**Aim**
Copy out the final stretch of the listing: the line that contains "OCR this image." and all lines after it, exactly as they appear.

**Task data**

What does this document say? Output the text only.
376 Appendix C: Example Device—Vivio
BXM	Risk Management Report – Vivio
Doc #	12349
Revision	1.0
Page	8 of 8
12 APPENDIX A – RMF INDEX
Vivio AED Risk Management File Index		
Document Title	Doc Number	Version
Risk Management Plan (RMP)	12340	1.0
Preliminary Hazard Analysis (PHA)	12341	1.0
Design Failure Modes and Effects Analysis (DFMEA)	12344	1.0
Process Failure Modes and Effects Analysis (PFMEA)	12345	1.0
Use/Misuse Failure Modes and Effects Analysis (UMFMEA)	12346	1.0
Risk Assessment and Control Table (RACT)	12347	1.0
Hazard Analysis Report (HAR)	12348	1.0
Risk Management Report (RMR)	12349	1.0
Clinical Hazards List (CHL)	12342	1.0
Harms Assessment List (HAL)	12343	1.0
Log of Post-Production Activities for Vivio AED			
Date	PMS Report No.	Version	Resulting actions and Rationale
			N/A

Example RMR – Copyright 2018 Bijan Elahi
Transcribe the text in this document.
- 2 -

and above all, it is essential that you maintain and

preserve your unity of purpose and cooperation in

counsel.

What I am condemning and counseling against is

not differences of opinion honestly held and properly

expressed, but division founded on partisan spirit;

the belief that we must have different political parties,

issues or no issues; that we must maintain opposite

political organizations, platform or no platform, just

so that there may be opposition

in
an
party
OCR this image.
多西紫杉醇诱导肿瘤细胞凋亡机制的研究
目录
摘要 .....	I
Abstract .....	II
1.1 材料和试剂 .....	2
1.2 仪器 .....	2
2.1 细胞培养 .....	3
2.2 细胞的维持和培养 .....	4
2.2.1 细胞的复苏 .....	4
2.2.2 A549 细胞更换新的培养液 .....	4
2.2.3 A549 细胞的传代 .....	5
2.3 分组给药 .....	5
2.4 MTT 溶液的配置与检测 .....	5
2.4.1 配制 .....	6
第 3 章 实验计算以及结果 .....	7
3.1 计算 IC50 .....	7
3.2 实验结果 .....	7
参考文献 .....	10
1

**Solution to this exercise**
OCR this image.
多西紫杉醇诱导肿瘤细胞凋亡机制的研究
目录
摘要 .....	I
Abstract .....	II
1.1 材料和试剂 .....	2
1.2 仪器 .....	2
2.1 细胞培养 .....	3
2.2 细胞的维持和培养 .....	4
2.2.1 细胞的复苏 .....	4
2.2.2 A549 细胞更换新的培养液 .....	4
2.2.3 A549 细胞的传代 .....	5
2.3 分组给药 .....	5
2.4 MTT 溶液的配置与检测 .....	5
2.4.1 配制 .....	6
第 3 章 实验计算以及结果 .....	7
3.1 计算 IC50 .....	7
3.2 实验结果 .....	7
参考文献 .....	10
1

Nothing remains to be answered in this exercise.